• **Given exercise**: Go through the records and show each line where the word "Bike" occurs.

• **Available data**:
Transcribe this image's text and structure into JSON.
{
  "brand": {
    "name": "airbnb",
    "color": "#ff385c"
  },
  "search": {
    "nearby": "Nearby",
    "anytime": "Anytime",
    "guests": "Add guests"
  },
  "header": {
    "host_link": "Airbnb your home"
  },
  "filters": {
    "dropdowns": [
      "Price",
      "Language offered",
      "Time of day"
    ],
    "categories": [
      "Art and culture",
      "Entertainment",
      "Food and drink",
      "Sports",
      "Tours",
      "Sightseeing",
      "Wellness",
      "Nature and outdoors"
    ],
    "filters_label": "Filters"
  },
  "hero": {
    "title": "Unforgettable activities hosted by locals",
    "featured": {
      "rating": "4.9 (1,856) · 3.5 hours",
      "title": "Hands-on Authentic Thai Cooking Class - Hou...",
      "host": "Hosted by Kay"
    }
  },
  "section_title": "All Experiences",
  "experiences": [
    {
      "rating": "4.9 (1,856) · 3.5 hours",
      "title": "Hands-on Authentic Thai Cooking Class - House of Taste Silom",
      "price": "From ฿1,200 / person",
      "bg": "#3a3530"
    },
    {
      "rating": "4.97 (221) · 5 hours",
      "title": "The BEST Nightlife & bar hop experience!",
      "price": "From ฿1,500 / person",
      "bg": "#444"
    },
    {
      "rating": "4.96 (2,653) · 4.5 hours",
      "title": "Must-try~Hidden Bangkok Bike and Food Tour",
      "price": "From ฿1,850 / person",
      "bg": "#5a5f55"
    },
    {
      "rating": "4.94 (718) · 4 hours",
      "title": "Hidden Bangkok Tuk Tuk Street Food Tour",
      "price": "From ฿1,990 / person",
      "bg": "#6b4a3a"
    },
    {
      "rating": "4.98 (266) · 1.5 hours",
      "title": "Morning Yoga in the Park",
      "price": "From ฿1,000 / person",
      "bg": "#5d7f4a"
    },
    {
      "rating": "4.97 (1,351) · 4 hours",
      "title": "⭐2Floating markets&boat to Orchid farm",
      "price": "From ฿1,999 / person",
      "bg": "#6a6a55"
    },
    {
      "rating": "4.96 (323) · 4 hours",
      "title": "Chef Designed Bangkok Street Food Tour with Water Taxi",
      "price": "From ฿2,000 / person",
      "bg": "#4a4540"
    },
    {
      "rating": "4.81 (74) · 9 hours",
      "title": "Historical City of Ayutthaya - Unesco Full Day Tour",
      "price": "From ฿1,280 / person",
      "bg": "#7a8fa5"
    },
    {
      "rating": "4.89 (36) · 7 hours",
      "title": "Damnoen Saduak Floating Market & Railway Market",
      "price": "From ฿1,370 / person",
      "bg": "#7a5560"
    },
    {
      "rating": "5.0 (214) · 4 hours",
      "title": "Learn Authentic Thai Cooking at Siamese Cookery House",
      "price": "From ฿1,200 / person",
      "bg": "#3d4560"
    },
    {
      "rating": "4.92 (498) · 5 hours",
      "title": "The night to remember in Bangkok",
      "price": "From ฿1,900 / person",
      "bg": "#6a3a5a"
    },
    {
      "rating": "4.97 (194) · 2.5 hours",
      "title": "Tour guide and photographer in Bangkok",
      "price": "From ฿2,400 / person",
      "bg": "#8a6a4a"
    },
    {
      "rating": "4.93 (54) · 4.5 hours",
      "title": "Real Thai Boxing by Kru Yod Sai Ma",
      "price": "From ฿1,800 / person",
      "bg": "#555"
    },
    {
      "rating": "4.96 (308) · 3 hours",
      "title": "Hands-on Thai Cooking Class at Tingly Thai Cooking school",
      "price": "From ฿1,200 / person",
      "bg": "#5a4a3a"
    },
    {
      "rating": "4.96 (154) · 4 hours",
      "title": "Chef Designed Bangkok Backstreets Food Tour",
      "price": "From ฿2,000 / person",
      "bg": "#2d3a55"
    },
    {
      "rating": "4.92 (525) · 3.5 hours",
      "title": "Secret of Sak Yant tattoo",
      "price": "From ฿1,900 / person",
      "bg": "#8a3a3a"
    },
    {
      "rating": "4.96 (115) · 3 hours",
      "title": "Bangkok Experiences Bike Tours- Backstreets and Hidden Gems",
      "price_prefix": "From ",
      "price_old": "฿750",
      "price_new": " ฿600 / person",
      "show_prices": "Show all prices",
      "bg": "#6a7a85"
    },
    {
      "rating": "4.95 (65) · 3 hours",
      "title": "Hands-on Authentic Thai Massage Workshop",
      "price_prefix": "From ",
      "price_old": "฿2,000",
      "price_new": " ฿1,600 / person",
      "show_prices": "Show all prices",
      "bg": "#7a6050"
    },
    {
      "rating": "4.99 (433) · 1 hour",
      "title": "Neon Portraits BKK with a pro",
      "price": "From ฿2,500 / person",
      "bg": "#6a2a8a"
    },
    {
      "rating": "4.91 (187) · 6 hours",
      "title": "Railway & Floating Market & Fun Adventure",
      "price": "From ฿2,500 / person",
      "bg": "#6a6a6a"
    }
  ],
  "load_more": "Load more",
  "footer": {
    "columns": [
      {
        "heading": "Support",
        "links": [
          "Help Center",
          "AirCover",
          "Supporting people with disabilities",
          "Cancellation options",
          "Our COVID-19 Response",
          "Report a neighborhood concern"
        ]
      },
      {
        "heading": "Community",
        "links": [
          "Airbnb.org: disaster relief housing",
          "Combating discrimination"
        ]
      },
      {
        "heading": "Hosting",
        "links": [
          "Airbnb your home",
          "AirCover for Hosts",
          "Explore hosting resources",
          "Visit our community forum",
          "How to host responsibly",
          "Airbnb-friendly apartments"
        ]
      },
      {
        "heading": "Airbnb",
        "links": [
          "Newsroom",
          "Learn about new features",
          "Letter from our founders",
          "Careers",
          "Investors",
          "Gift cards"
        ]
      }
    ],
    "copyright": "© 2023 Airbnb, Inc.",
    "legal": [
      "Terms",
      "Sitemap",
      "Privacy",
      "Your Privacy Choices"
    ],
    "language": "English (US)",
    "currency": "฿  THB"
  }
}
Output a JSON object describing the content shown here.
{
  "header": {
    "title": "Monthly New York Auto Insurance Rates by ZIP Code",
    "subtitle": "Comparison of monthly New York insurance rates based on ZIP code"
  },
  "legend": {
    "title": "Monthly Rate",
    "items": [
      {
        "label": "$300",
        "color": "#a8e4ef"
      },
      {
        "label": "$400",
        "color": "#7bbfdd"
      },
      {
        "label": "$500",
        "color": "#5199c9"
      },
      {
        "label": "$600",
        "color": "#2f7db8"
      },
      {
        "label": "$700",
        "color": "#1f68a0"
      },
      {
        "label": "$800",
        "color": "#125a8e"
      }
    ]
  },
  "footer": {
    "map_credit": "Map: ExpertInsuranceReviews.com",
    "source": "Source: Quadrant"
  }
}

• **Response**:
      "title": "Must-try~Hidden Bangkok Bike and Food Tour",
      "title": "Bangkok Experiences Bike Tours- Backstreets and Hidden Gems",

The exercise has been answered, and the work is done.